* **Requirement**
Reproduce all of the material word for word.

* **Data shown**
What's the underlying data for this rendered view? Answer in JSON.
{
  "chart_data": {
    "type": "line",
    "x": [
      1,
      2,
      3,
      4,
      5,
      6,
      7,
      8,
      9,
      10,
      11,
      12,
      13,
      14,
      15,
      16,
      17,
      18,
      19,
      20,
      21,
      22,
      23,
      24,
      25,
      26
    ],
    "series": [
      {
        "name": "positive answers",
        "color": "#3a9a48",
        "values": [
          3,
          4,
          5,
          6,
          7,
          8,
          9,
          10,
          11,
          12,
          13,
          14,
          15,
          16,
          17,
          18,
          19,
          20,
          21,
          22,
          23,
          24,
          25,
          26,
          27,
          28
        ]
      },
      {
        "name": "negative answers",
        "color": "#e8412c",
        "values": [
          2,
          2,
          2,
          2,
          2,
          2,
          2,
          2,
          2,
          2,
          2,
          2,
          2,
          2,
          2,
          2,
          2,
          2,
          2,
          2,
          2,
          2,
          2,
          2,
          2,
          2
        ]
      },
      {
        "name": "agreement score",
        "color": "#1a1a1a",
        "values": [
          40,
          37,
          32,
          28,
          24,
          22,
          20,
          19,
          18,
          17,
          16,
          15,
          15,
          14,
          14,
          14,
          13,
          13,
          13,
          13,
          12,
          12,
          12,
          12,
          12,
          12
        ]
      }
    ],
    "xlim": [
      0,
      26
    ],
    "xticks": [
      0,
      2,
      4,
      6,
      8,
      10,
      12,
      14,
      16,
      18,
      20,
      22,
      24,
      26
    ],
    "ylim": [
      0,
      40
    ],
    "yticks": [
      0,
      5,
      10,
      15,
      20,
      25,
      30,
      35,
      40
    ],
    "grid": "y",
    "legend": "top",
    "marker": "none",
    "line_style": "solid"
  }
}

* **Response for this exercise**
What's the underlying data for this rendered view? Answer in JSON.
{
  "chart_data": {
    "type": "line",
    "x": [
      1,
      2,
      3,
      4,
      5,
      6,
      7,
      8,
      9,
      10,
      11,
      12,
      13,
      14,
      15,
      16,
      17,
      18,
      19,
      20,
      21,
      22,
      23,
      24,
      25,
      26
    ],
    "series": [
      {
        "name": "positive answers",
        "color": "#3a9a48",
        "values": [
          3,
          4,
          5,
          6,
          7,
          8,
          9,
          10,
          11,
          12,
          13,
          14,
          15,
          16,
          17,
          18,
          19,
          20,
          21,
          22,
          23,
          24,
          25,
          26,
          27,
          28
        ]
      },
      {
        "name": "negative answers",
        "color": "#e8412c",
        "values": [
          2,
          2,
          2,
          2,
          2,
          2,
          2,
          2,
          2,
          2,
          2,
          2,
          2,
          2,
          2,
          2,
          2,
          2,
          2,
          2,
          2,
          2,
          2,
          2,
          2,
          2
        ]
      },
      {
        "name": "agreement score",
        "color": "#1a1a1a",
        "values": [
          40,
          37,
          32,
          28,
          24,
          22,
          20,
          19,
          18,
          17,
          16,
          15,
          15,
          14,
          14,
          14,
          13,
          13,
          13,
          13,
          12,
          12,
          12,
          12,
          12,
          12
        ]
      }
    ],
    "xlim": [
      0,
      26
    ],
    "xticks": [
      0,
      2,
      4,
      6,
      8,
      10,
      12,
      14,
      16,
      18,
      20,
      22,
      24,
      26
    ],
    "ylim": [
      0,
      40
    ],
    "yticks": [
      0,
      5,
      10,
      15,
      20,
      25,
      30,
      35,
      40
    ],
    "grid": "y",
    "legend": "top",
    "marker": "none",
    "line_style": "solid"
  }
}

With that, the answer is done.